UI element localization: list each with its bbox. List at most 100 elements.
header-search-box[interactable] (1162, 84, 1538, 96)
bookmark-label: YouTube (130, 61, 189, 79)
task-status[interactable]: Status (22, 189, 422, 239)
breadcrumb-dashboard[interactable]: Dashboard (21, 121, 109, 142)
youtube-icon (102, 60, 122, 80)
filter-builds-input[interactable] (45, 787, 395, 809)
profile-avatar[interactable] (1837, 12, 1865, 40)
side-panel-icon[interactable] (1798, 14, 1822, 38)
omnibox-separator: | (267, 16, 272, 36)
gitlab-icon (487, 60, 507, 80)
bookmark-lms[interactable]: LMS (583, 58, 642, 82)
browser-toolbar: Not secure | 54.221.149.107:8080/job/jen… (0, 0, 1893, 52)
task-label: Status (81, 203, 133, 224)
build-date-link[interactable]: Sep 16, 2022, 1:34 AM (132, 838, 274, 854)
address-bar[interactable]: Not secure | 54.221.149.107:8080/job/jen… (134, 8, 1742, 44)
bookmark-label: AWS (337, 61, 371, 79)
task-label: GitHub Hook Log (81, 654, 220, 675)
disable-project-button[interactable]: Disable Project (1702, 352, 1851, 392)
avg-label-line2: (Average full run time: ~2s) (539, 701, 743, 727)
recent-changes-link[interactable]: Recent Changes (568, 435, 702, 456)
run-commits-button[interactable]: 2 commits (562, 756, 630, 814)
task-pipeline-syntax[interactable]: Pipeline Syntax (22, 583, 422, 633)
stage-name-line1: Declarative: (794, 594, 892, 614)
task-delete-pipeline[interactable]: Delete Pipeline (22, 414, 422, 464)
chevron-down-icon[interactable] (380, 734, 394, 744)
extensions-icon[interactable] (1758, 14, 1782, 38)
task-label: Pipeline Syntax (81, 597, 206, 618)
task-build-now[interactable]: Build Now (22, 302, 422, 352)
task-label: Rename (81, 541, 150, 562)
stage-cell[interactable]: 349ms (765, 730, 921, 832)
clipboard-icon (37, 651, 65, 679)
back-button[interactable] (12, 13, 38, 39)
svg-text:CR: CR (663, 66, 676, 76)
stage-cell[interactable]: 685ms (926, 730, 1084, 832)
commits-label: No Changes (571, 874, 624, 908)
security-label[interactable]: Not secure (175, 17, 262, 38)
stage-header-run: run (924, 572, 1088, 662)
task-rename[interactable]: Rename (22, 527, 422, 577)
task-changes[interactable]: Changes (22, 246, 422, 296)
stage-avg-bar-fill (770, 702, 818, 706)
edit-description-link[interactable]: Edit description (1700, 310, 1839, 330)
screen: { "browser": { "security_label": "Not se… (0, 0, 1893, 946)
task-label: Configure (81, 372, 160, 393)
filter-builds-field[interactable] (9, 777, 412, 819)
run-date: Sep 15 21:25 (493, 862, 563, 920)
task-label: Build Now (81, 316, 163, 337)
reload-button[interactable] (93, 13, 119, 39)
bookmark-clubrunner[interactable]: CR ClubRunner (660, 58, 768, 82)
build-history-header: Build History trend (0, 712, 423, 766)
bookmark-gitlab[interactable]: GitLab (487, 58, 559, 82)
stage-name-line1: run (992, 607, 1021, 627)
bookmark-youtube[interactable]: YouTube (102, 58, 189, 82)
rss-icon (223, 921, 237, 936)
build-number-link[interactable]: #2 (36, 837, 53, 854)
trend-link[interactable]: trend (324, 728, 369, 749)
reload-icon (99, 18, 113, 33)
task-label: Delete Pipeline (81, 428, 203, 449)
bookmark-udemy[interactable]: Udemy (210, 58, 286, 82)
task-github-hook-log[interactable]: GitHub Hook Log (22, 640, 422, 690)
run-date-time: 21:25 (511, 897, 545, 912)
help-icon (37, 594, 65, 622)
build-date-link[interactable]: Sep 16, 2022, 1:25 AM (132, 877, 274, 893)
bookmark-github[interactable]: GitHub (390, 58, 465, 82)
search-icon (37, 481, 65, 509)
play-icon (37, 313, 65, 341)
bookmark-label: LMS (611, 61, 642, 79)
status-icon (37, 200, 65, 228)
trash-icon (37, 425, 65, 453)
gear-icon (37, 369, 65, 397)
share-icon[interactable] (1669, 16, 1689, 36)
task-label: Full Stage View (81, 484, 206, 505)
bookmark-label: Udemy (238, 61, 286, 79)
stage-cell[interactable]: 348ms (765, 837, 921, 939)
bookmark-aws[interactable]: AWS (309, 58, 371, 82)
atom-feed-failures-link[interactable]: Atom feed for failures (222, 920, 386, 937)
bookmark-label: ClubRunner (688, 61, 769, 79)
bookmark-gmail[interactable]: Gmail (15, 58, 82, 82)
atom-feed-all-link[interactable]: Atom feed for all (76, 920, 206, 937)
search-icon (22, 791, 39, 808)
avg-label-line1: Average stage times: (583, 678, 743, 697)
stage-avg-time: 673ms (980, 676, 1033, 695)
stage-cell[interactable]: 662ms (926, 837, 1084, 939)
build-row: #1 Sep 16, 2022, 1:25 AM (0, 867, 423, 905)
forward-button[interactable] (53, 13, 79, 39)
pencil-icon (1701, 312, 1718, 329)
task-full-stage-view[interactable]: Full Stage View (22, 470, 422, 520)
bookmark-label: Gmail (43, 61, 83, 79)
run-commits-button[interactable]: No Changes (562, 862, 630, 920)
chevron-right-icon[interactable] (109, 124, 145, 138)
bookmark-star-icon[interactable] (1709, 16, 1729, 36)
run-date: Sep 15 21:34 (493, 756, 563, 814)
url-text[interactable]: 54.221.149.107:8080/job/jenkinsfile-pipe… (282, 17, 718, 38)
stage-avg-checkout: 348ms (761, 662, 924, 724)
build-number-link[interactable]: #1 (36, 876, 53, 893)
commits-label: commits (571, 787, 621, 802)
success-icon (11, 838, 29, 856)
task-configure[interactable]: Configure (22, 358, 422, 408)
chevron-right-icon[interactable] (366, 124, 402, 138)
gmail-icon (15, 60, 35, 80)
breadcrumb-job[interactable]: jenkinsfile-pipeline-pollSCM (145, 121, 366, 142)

· · · · · · ·

- _TASK GOAL_
Copy out every line of the records again, unchanged.

- _EXERCISE SOLUTION_
UI element localization: list each with its bbox. List at most 100 elements.
header-search-box[interactable] (1162, 84, 1538, 96)
bookmark-label: YouTube (130, 61, 189, 79)
task-status[interactable]: Status (22, 189, 422, 239)
breadcrumb-dashboard[interactable]: Dashboard (21, 121, 109, 142)
youtube-icon (102, 60, 122, 80)
filter-builds-input[interactable] (45, 787, 395, 809)
profile-avatar[interactable] (1837, 12, 1865, 40)
side-panel-icon[interactable] (1798, 14, 1822, 38)
omnibox-separator: | (267, 16, 272, 36)
gitlab-icon (487, 60, 507, 80)
bookmark-lms[interactable]: LMS (583, 58, 642, 82)
browser-toolbar: Not secure | 54.221.149.107:8080/job/jen… (0, 0, 1893, 52)
task-label: Status (81, 203, 133, 224)
build-date-link[interactable]: Sep 16, 2022, 1:34 AM (132, 838, 274, 854)
address-bar[interactable]: Not secure | 54.221.149.107:8080/job/jen… (134, 8, 1742, 44)
bookmark-label: AWS (337, 61, 371, 79)
task-label: GitHub Hook Log (81, 654, 220, 675)
disable-project-button[interactable]: Disable Project (1702, 352, 1851, 392)
avg-label-line2: (Average full run time: ~2s) (539, 701, 743, 727)
recent-changes-link[interactable]: Recent Changes (568, 435, 702, 456)
run-commits-button[interactable]: 2 commits (562, 756, 630, 814)
task-pipeline-syntax[interactable]: Pipeline Syntax (22, 583, 422, 633)
stage-name-line1: Declarative: (794, 594, 892, 614)
task-delete-pipeline[interactable]: Delete Pipeline (22, 414, 422, 464)
chevron-down-icon[interactable] (380, 734, 394, 744)
extensions-icon[interactable] (1758, 14, 1782, 38)
task-label: Pipeline Syntax (81, 597, 206, 618)
task-build-now[interactable]: Build Now (22, 302, 422, 352)
task-label: Rename (81, 541, 150, 562)
stage-cell[interactable]: 349ms (765, 730, 921, 832)
clipboard-icon (37, 651, 65, 679)
back-button[interactable] (12, 13, 38, 39)
svg-text:CR: CR (663, 66, 676, 76)
stage-cell[interactable]: 685ms (926, 730, 1084, 832)
commits-label: No Changes (571, 874, 624, 908)
security-label[interactable]: Not secure (175, 17, 262, 38)
stage-header-run: run (924, 572, 1088, 662)
task-rename[interactable]: Rename (22, 527, 422, 577)
task-changes[interactable]: Changes (22, 246, 422, 296)
stage-avg-bar-fill (770, 702, 818, 706)
edit-description-link[interactable]: Edit description (1700, 310, 1839, 330)
screen: { "browser": { "security_label": "Not se… (0, 0, 1893, 946)
task-label: Configure (81, 372, 160, 393)
filter-builds-field[interactable] (9, 777, 412, 819)
run-date: Sep 15 21:25 (493, 862, 563, 920)
task-label: Build Now (81, 316, 163, 337)
reload-button[interactable] (93, 13, 119, 39)
bookmark-clubrunner[interactable]: CR ClubRunner (660, 58, 768, 82)
build-history-header: Build History trend (0, 712, 423, 766)
bookmark-gitlab[interactable]: GitLab (487, 58, 559, 82)
stage-name-line1: run (992, 607, 1021, 627)
bookmark-youtube[interactable]: YouTube (102, 58, 189, 82)
rss-icon (223, 921, 237, 936)
build-number-link[interactable]: #2 (36, 837, 53, 854)
trend-link[interactable]: trend (324, 728, 369, 749)
reload-icon (99, 18, 113, 33)
task-label: Delete Pipeline (81, 428, 203, 449)
bookmark-udemy[interactable]: Udemy (210, 58, 286, 82)
task-github-hook-log[interactable]: GitHub Hook Log (22, 640, 422, 690)
run-date-time: 21:25 (511, 897, 545, 912)
help-icon (37, 594, 65, 622)
build-date-link[interactable]: Sep 16, 2022, 1:25 AM (132, 877, 274, 893)
bookmark-github[interactable]: GitHub (390, 58, 465, 82)
search-icon (37, 481, 65, 509)
play-icon (37, 313, 65, 341)
bookmark-label: LMS (611, 61, 642, 79)
status-icon (37, 200, 65, 228)
trash-icon (37, 425, 65, 453)
gear-icon (37, 369, 65, 397)
share-icon[interactable] (1669, 16, 1689, 36)
task-label: Full Stage View (81, 484, 206, 505)
bookmark-label: Udemy (238, 61, 286, 79)
stage-cell[interactable]: 348ms (765, 837, 921, 939)
bookmark-aws[interactable]: AWS (309, 58, 371, 82)
atom-feed-failures-link[interactable]: Atom feed for failures (222, 920, 386, 937)
bookmark-label: ClubRunner (688, 61, 769, 79)
bookmark-gmail[interactable]: Gmail (15, 58, 82, 82)
atom-feed-all-link[interactable]: Atom feed for all (76, 920, 206, 937)
search-icon (22, 791, 39, 808)
avg-label-line1: Average stage times: (583, 678, 743, 697)
stage-avg-time: 673ms (980, 676, 1033, 695)
stage-cell[interactable]: 662ms (926, 837, 1084, 939)
build-row: #1 Sep 16, 2022, 1:25 AM (0, 867, 423, 905)
forward-button[interactable] (53, 13, 79, 39)
pencil-icon (1701, 312, 1718, 329)
task-full-stage-view[interactable]: Full Stage View (22, 470, 422, 520)
bookmark-label: Gmail (43, 61, 83, 79)
run-commits-button[interactable]: No Changes (562, 862, 630, 920)
chevron-right-icon[interactable] (109, 124, 145, 138)
bookmark-star-icon[interactable] (1709, 16, 1729, 36)
run-date: Sep 15 21:34 (493, 756, 563, 814)
url-text[interactable]: 54.221.149.107:8080/job/jenkinsfile-pipe… (282, 17, 718, 38)
stage-avg-checkout: 348ms (761, 662, 924, 724)
build-number-link[interactable]: #1 (36, 876, 53, 893)
commits-label: commits (571, 787, 621, 802)
success-icon (11, 838, 29, 856)
task-configure[interactable]: Configure (22, 358, 422, 408)
chevron-right-icon[interactable] (366, 124, 402, 138)
gmail-icon (15, 60, 35, 80)
breadcrumb-job[interactable]: jenkinsfile-pipeline-pollSCM (145, 121, 366, 142)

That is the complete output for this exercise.